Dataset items
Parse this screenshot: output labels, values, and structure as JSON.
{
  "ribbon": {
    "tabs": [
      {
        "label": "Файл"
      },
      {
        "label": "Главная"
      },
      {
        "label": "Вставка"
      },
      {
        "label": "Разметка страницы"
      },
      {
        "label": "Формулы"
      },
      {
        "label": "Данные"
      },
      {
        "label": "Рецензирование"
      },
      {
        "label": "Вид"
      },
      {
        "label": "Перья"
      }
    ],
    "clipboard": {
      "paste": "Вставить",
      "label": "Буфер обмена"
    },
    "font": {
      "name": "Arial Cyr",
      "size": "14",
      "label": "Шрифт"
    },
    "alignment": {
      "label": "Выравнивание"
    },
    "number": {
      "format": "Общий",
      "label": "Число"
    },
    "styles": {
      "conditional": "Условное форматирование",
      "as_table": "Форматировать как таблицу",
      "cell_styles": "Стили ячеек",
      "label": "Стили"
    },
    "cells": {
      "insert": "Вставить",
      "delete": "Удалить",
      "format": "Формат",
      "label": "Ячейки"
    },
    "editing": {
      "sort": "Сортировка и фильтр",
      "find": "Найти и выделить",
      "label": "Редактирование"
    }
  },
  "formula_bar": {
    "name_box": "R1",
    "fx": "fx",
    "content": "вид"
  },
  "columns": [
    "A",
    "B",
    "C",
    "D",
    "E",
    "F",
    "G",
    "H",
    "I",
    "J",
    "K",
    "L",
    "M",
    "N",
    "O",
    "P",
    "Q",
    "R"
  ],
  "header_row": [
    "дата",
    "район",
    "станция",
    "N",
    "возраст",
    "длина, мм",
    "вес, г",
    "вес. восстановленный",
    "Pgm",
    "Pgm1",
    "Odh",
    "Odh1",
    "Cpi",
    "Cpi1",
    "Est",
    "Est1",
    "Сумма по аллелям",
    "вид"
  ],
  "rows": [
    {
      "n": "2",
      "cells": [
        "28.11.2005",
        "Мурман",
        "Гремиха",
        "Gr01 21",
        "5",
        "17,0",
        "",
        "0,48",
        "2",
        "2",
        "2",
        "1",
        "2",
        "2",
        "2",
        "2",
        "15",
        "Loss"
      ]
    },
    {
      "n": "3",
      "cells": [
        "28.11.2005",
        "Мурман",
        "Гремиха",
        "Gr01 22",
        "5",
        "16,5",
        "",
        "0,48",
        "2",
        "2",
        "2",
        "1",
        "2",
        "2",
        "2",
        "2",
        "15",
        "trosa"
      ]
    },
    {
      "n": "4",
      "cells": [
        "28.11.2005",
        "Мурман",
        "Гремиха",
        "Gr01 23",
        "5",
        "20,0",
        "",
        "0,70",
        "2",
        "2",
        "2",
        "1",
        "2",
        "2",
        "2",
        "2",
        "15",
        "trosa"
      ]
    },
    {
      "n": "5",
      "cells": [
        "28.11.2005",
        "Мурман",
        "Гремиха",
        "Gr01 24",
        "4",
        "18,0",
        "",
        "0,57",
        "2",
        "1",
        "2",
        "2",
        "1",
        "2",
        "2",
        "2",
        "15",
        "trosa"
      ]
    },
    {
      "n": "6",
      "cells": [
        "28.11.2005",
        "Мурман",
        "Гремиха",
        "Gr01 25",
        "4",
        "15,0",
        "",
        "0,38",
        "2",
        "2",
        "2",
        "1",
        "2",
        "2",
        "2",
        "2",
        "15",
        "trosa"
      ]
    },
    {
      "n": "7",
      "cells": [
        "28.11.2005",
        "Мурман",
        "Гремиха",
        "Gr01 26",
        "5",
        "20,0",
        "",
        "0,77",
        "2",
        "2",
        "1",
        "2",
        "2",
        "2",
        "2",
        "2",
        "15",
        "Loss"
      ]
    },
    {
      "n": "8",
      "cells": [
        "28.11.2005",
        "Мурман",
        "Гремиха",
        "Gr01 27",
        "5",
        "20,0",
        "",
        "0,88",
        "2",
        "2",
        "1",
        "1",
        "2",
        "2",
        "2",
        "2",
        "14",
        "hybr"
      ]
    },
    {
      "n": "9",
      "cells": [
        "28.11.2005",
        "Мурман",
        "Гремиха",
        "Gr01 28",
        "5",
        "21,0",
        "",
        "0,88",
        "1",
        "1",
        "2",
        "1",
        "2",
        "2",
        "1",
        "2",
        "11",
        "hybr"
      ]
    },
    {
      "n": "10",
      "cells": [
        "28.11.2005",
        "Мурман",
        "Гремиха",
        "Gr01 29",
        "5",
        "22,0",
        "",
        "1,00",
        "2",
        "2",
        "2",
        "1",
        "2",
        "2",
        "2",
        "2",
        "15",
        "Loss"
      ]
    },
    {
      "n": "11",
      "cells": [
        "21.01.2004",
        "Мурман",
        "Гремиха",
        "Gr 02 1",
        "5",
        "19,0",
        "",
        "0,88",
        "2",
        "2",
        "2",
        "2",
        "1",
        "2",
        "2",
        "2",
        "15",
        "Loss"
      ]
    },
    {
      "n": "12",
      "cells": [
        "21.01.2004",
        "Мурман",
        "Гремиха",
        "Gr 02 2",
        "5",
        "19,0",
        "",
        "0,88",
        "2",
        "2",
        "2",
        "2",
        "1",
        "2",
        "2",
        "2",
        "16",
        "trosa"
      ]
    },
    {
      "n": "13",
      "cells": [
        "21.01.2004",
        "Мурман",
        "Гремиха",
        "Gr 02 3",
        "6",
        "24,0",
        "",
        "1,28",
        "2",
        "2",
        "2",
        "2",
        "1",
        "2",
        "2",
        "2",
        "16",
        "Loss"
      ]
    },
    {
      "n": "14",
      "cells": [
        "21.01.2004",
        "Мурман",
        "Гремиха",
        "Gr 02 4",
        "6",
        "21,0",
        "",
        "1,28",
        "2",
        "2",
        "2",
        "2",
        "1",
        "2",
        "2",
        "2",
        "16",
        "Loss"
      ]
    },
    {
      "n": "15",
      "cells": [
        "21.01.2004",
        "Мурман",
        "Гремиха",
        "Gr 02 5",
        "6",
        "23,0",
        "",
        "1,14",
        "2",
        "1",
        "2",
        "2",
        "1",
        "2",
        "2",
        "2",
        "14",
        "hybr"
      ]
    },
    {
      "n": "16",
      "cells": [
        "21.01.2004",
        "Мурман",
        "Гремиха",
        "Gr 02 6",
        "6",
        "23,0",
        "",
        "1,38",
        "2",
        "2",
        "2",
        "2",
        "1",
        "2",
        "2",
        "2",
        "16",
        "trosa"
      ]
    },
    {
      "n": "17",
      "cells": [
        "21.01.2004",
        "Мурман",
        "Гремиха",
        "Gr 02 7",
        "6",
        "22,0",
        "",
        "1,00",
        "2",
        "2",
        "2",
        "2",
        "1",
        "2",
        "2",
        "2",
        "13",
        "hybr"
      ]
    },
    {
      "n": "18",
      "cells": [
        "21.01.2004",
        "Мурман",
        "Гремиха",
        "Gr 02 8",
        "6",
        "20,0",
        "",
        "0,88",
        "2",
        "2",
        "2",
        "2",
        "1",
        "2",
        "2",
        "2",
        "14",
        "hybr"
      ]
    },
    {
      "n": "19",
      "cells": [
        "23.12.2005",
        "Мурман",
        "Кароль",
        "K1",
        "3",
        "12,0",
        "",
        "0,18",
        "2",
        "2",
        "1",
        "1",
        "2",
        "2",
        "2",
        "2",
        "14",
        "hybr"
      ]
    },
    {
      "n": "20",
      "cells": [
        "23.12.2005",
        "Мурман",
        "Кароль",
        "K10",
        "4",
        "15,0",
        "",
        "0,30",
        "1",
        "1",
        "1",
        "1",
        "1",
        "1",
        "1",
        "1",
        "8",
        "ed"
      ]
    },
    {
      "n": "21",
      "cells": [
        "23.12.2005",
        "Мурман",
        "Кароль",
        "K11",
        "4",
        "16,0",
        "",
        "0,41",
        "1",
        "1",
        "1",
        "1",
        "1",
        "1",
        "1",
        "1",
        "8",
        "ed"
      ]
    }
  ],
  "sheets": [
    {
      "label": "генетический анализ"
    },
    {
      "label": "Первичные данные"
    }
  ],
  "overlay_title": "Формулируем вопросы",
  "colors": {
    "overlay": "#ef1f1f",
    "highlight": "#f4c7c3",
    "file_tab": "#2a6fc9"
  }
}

■ **Objective**
Copy every single line of the material above that holds "Стили".

■ **Response to the task**
      "cell_styles": "Стили ячеек",
      "label": "Стили"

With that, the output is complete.